▶ **Data entries**
○ ○ ○ ○ ○ ○ ○
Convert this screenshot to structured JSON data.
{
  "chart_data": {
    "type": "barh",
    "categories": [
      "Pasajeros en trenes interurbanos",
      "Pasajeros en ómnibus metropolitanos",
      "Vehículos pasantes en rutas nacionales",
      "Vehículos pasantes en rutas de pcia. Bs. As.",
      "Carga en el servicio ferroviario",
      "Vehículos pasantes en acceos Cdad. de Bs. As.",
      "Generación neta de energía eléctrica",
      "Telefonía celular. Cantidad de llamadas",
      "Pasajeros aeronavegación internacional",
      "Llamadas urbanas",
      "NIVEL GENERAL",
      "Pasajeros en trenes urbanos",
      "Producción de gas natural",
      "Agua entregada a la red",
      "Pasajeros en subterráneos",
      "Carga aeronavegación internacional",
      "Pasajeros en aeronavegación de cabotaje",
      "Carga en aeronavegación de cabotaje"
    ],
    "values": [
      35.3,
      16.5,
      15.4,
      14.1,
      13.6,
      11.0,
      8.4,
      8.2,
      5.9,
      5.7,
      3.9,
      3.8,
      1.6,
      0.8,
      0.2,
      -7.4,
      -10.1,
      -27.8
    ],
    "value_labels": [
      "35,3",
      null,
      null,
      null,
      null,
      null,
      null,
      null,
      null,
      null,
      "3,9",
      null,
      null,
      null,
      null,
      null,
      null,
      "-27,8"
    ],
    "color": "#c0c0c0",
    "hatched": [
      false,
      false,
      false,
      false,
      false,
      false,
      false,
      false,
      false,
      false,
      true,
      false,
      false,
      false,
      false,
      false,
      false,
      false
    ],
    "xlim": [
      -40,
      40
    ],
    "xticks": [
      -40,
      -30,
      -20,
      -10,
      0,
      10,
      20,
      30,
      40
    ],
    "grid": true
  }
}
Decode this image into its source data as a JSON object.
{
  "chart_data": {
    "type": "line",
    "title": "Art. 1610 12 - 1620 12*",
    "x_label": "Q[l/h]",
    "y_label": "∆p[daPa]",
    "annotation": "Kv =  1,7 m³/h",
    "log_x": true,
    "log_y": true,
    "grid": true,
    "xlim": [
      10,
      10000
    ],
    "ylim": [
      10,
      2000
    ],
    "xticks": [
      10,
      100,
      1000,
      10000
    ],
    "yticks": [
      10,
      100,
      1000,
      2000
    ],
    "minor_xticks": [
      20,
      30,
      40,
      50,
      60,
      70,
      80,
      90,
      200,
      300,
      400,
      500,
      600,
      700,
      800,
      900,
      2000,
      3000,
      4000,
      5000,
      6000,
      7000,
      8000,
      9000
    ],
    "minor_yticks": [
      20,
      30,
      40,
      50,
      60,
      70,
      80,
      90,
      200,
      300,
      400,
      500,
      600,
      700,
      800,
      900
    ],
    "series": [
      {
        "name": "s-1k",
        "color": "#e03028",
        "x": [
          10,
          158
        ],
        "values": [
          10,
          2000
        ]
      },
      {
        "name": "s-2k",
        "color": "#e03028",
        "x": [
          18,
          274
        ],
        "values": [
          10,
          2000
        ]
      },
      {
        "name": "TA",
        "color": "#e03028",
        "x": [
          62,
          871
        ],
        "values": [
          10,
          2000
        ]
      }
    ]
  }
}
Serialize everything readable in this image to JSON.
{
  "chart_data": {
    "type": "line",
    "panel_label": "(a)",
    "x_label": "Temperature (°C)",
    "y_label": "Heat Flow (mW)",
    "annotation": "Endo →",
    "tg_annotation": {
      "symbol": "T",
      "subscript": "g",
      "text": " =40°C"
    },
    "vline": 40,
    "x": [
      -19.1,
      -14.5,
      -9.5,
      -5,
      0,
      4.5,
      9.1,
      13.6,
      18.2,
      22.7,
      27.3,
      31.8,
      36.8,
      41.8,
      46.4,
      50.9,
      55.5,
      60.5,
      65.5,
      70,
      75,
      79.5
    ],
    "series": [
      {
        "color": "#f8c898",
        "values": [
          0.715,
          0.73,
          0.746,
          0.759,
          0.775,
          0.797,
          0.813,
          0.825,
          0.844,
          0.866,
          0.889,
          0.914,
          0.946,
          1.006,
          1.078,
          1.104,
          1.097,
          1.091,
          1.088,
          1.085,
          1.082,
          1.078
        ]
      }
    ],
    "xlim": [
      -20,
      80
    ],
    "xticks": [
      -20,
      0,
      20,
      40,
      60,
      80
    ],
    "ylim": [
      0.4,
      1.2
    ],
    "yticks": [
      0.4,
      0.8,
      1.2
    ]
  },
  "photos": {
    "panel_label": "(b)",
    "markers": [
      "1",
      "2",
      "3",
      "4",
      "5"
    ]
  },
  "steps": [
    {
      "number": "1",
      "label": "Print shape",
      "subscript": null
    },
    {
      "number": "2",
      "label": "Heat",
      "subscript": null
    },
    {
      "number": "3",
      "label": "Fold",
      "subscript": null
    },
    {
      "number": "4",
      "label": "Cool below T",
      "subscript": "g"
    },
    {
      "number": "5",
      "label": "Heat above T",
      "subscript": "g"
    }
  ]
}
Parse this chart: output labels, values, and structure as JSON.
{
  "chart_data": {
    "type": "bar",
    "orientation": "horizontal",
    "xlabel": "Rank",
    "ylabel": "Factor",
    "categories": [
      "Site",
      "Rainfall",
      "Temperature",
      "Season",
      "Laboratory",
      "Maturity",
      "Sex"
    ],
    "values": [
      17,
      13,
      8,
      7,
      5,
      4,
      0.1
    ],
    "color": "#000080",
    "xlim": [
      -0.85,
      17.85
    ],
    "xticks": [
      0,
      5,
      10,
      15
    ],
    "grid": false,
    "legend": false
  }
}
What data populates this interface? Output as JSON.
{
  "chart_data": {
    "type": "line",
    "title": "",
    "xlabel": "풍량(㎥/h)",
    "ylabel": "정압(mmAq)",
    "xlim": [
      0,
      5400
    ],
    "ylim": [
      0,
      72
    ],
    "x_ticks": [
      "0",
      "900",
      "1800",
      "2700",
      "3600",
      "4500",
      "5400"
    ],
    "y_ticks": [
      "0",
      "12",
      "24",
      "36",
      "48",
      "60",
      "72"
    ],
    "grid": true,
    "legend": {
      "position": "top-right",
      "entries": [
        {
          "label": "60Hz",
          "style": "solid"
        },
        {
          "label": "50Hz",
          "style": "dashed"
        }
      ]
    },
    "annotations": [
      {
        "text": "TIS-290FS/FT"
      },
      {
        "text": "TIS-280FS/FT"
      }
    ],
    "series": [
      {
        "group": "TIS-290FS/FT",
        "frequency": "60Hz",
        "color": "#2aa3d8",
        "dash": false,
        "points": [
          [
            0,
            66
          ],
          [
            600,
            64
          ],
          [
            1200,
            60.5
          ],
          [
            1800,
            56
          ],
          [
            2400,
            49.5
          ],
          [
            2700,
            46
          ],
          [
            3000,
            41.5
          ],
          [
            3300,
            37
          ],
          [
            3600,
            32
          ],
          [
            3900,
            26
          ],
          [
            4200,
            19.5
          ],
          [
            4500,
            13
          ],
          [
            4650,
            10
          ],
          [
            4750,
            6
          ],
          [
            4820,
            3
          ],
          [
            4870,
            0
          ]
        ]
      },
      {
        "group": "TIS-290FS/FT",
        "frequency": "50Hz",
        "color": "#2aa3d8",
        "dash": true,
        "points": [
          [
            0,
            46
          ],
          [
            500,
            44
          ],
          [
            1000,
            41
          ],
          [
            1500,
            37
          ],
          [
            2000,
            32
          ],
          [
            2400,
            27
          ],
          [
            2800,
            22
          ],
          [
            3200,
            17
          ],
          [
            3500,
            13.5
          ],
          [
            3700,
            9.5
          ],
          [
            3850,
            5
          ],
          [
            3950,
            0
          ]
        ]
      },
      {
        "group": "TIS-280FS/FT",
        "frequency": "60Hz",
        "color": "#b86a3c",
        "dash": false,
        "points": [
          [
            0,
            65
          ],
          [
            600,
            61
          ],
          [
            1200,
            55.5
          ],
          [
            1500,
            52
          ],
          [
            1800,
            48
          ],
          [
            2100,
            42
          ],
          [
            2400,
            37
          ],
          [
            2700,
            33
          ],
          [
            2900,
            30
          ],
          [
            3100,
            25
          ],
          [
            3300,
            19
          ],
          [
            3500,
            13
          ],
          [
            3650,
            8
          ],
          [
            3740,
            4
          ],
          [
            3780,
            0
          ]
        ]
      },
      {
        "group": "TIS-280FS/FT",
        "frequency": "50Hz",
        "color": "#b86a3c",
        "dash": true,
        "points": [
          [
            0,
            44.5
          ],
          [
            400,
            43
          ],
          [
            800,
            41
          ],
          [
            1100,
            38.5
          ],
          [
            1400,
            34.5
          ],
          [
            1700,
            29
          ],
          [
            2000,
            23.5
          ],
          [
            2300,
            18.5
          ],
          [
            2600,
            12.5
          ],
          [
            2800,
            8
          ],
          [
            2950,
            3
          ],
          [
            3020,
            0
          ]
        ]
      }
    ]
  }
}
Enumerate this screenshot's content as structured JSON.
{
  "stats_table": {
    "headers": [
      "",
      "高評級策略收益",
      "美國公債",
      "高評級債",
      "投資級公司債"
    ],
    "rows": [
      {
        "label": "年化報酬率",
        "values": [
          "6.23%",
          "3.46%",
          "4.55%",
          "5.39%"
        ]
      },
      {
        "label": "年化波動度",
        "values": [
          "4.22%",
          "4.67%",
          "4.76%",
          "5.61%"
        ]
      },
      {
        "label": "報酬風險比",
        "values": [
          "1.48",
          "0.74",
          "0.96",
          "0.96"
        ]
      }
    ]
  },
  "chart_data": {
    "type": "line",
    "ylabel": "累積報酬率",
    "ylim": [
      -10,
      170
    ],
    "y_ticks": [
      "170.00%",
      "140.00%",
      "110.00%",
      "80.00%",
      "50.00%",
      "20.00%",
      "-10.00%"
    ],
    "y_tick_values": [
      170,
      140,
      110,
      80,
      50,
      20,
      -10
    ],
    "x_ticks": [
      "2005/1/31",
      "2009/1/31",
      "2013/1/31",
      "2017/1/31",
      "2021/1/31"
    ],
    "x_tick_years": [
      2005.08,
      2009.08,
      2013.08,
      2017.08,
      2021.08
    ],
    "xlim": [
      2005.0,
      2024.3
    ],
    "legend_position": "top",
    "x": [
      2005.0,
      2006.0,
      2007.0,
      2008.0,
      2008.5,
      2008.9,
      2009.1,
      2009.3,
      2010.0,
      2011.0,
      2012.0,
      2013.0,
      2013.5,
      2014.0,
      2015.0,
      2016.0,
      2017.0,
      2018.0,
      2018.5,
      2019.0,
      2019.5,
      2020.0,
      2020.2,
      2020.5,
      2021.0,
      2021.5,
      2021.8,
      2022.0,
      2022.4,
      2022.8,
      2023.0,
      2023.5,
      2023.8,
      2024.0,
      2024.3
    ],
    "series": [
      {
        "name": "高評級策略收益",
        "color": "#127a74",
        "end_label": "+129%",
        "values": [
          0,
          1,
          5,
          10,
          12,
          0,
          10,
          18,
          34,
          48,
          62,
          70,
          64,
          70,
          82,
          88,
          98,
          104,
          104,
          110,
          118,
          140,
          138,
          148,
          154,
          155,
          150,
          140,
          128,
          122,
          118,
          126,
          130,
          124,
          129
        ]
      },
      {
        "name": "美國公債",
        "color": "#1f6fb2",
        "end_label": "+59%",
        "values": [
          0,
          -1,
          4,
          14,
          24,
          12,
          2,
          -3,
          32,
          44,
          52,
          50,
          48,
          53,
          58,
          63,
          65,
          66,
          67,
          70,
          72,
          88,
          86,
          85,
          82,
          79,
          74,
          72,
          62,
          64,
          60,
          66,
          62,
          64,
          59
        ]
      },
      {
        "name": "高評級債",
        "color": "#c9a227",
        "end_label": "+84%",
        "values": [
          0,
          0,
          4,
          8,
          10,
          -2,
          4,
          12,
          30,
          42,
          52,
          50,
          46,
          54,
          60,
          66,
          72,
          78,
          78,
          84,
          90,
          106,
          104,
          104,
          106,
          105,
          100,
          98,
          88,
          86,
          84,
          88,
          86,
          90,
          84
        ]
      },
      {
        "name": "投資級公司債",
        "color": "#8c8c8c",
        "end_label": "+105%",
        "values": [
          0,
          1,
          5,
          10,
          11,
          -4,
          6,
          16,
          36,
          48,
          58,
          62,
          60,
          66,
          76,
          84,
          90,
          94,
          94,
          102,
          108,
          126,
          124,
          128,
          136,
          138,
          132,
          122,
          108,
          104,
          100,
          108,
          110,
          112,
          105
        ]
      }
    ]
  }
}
○ ○ ○ ○ ○ ○ ○
Locate all lines in the listing above with the word "screenshot". Copy them.

▶ **Written answer**
Convert this screenshot to structured JSON data.
Enumerate this screenshot's content as structured JSON.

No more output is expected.